[Short exercise 1]: Reproduce everything in the passage on Sterling's hiring at OnPoint from "At some point" down to "agent for OnPoint.".
[Short exercise 2]: Carry the passage on Sterling's hiring at OnPoint forward from the point where it stops.
--- Begin Text ---
Sterling was initially hesitant about Solinsky's offer because he had experience in the defense industry and was not familiar with consumer products. To persuade Sterling to work at this new business, Solinsky told Sterling that after launching the dog fence product, he planned to start a new defense-industry venture. Solinsky explained that if he worked on the dog fence, Sterling could later work for the new defense-industry venture. In addition, Solinsky told Sterling that he would be well compensated upon the launch of the dog fence and would receive a share in that company's profits.

At some point prior to April 16, 2015, Solinsky, through Capstone, incorporated a new company for the dog-fence venture: OnPoint.5 Capstone wholly owns and controls OnPoint. OnPoint is a New Hampshire limited liability company and its business email address on file with the New Hampshire Secretary of State is a Capstone corporate email address. Hunzeker is also the registered agent for OnPoint.

On April 16, 2015, Solinsky sent Sterling an offer letter for the new position with OnPoint. Doc. no. 12-1.6 The letter was on OnPoint letterhead, and Solinsky signed the document as OnPoint's manager. The letter stated that Sterling's annual salary would be $250,000 and provided that "this salary [would be] guaranteed for three years from the date of employment unless such employment [was] terminated for cause as determined by" OnPoint's managers. Id. The letter also provided that Sterling would be eligible for an employee bonus program, which would be tied to OnPoint's profitability. Finally, the letter stated that Sterling would be eligible for standard employee benefits and that Sterling would receive further details about the benefits after assuming employment.
--- End Text ---
--- Begin Data lines ---
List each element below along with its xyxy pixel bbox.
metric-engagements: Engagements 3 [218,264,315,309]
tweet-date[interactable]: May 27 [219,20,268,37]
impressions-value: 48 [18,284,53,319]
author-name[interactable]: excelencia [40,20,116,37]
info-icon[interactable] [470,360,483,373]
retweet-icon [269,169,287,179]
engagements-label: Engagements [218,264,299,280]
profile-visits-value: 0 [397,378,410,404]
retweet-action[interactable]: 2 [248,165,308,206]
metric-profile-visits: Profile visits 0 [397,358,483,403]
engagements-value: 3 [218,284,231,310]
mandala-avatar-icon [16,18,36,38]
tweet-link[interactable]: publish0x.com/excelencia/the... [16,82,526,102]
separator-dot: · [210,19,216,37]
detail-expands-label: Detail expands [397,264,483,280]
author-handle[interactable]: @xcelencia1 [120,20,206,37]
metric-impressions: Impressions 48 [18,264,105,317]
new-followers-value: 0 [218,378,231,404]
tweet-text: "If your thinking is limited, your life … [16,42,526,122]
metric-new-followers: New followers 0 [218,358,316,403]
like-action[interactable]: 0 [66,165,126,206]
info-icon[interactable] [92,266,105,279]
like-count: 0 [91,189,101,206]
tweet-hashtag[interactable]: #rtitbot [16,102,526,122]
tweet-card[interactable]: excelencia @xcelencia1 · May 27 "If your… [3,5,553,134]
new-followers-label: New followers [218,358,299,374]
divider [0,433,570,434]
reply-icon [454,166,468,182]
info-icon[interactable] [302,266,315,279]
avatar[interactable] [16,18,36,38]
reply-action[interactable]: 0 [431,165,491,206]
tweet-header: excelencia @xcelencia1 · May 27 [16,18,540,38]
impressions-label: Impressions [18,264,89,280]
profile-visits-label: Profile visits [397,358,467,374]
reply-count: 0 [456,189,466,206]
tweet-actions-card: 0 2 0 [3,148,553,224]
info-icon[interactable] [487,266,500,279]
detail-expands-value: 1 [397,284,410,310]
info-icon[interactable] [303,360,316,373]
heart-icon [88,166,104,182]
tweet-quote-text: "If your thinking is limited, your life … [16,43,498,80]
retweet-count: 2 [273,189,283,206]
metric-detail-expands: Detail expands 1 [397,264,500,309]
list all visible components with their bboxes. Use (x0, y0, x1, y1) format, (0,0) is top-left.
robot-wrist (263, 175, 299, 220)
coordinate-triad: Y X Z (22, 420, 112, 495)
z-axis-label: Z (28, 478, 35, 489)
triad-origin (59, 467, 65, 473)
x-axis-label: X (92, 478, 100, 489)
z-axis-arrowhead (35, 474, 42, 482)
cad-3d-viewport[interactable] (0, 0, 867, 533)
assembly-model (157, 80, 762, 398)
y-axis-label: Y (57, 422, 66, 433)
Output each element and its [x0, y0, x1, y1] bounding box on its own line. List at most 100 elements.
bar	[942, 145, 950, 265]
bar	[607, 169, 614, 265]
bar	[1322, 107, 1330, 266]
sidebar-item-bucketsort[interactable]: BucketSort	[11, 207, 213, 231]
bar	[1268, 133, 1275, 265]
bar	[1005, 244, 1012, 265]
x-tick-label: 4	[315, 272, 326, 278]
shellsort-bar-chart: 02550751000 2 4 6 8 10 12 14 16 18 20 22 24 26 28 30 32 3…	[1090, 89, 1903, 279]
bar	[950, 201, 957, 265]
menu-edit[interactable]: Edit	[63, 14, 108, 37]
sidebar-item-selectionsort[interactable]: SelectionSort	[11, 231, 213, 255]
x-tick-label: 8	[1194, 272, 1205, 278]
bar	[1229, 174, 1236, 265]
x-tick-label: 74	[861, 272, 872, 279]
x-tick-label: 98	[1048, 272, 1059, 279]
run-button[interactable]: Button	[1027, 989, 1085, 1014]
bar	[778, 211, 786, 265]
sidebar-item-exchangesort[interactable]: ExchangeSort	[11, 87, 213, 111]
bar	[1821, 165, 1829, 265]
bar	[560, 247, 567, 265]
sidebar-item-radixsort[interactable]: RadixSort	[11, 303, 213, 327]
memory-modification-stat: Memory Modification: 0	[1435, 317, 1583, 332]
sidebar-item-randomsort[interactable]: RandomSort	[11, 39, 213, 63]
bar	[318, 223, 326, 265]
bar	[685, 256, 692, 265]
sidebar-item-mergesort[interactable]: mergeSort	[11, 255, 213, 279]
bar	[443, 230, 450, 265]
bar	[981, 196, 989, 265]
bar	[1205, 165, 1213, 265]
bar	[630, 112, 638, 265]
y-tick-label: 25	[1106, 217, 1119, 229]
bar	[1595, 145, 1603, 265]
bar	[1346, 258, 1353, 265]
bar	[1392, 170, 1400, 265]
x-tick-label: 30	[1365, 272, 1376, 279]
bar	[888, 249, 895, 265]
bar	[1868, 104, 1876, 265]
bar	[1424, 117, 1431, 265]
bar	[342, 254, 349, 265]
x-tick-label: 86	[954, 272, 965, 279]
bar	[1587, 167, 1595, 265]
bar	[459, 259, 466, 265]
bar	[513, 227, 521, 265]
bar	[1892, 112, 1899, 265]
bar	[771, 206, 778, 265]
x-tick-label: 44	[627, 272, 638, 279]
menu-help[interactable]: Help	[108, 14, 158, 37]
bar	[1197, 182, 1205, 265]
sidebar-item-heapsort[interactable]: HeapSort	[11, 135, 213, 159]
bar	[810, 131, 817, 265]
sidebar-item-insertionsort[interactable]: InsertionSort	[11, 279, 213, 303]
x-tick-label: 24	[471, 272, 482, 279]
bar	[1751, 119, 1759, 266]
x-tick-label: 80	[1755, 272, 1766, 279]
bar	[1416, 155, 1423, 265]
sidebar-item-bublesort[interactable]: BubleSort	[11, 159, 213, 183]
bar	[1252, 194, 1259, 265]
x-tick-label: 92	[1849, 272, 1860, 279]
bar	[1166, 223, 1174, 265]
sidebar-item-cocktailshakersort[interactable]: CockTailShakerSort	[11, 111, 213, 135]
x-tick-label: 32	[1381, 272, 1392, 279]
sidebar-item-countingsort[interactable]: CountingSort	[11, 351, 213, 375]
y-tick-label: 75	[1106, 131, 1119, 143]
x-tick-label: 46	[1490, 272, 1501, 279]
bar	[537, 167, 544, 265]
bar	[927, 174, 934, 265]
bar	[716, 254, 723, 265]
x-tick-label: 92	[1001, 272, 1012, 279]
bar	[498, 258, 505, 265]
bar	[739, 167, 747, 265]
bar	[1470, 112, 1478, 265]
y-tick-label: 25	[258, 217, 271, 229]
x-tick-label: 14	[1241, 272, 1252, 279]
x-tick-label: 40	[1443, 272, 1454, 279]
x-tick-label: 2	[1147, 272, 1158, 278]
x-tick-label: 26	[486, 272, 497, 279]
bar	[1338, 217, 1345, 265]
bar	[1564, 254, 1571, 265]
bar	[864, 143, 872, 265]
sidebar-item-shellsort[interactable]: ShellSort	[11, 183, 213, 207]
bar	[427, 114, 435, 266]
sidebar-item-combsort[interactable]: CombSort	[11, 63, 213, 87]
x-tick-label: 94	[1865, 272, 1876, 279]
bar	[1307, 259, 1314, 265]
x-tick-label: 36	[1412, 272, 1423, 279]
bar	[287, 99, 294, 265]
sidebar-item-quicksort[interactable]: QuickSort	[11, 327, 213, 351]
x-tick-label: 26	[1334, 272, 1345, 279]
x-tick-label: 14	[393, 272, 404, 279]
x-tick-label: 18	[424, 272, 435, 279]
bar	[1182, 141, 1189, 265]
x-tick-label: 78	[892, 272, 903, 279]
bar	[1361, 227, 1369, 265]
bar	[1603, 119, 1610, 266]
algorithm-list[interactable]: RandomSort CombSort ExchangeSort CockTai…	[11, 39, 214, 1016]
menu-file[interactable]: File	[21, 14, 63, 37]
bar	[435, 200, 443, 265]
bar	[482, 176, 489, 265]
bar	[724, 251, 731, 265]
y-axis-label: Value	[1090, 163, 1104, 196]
--- End Data lines ---
[Written response 1]:
At some point prior to April 16, 2015, Solinsky, through Capstone, incorporated a new company for the dog-fence venture: OnPoint.5 Capstone wholly owns and controls OnPoint. OnPoint is a New Hampshire limited liability company and its business email address on file with the New Hampshire Secretary of State is a Capstone corporate email address. Hunzeker is also the registered agent for OnPoint.

[Written response 2]:
Sterling signed the offer letter and accepted the position with OnPoint. From May 2015 to September 2019, Sterling served as president of OnPoint. In that role, he was responsible for the overall design, development, and market introduction of the dog fence.

While Sterling served as the president of OnPoint, employees at Solinsky's two other companies, Capstone and Rochester Precision, played an important role in establishing and administering OnPoint's policies and benefits, managing the company, and manufacturing the dog fence. At the time Sterling joined OnPoint, Hunzeker emailed Sterling and explained that she handled all accounting and financial matters for Solinsky and his wife. She also told Sterling that she would handle Sterling's payroll while he was president of OnPoint. Although Hunzeker used a Capstone email address for this correspondence, in her signature she referred to herself as a "manager" of OnPoint. Doc. no. 43-1 ¶ 33.

Soon after Sterling started at OnPoint, Hunzeker sent him an employee benefits brochure. The benefits brochure was for employees at Rochester Precision. Hunzeker informed...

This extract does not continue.